> _Problem to solve_: Count how many lines hold the string "عمار". Answer with that number and nothing more.

>>>>

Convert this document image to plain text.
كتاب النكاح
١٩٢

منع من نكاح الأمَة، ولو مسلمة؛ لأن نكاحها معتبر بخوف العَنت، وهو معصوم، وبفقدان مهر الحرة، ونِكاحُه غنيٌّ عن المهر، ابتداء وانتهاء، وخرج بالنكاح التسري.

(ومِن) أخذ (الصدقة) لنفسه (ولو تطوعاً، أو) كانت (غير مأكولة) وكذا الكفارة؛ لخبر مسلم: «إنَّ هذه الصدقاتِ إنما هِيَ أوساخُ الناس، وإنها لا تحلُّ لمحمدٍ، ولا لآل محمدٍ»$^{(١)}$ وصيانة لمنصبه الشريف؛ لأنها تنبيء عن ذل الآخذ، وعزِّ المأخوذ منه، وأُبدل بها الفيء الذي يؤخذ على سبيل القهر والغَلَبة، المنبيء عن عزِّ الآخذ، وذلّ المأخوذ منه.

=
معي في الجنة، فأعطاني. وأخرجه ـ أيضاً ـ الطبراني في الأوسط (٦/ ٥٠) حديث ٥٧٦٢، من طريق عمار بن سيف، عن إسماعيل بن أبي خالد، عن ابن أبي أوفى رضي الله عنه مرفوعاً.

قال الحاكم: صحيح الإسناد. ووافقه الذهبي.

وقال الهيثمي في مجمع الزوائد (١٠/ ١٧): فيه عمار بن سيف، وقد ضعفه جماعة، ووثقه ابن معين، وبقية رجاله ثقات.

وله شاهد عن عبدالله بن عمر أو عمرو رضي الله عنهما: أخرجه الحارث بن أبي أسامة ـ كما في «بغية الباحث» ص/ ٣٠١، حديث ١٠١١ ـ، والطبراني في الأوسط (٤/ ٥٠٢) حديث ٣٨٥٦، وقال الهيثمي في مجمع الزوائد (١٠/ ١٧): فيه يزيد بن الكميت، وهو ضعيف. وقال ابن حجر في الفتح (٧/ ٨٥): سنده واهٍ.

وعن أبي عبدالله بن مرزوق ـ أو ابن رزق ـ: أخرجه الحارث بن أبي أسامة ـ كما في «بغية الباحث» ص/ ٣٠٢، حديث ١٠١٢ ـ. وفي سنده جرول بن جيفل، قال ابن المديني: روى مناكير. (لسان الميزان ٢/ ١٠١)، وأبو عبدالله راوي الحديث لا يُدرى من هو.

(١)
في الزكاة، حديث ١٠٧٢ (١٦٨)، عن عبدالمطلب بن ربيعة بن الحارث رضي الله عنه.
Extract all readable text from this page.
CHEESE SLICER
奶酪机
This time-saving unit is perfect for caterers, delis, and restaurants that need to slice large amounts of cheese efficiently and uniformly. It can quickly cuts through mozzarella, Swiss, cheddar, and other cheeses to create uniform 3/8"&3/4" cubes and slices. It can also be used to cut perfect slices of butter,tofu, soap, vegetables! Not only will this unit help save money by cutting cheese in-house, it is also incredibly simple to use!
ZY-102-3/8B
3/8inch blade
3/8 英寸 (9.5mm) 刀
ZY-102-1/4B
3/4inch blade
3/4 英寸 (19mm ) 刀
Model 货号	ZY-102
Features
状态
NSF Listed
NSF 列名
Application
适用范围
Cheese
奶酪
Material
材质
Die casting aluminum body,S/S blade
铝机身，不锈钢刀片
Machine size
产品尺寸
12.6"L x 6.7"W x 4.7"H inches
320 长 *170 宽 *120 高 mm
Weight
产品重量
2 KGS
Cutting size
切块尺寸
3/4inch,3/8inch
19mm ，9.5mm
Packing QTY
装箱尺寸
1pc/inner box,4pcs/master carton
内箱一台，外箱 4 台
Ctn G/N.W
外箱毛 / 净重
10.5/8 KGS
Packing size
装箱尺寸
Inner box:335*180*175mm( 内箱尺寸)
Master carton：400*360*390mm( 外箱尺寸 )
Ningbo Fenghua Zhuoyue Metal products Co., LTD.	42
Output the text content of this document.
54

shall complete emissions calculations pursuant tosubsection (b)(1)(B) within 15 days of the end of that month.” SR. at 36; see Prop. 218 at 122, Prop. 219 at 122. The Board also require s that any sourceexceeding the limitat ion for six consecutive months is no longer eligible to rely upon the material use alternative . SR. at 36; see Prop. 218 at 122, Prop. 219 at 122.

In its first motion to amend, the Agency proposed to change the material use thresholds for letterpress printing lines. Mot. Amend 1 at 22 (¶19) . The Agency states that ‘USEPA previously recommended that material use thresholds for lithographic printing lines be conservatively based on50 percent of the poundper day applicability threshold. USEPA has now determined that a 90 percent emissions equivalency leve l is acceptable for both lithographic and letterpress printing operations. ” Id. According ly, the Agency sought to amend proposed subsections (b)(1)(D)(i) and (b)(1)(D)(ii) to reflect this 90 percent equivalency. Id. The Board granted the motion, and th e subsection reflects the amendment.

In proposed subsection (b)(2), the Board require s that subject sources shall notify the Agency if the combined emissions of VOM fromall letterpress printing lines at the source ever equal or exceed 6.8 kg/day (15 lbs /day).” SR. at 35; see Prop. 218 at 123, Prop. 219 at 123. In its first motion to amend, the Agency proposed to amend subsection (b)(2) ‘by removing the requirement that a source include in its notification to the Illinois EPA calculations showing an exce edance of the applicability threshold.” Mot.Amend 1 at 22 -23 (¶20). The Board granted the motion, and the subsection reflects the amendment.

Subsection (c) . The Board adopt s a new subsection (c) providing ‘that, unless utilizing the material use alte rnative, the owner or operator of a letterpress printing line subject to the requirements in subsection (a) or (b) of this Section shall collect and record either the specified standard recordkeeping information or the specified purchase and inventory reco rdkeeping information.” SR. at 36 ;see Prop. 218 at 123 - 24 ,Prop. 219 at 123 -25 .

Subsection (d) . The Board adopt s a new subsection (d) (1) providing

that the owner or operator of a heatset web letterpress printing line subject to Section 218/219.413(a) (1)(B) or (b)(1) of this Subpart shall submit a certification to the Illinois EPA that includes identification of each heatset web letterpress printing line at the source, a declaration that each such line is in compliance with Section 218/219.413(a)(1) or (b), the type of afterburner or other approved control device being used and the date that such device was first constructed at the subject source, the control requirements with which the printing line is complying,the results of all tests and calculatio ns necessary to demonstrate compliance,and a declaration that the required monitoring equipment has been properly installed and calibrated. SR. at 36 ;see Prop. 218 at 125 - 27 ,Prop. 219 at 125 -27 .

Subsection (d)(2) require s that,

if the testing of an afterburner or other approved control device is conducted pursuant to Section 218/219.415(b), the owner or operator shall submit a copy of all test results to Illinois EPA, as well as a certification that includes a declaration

<<<<

> _Complete output_: 2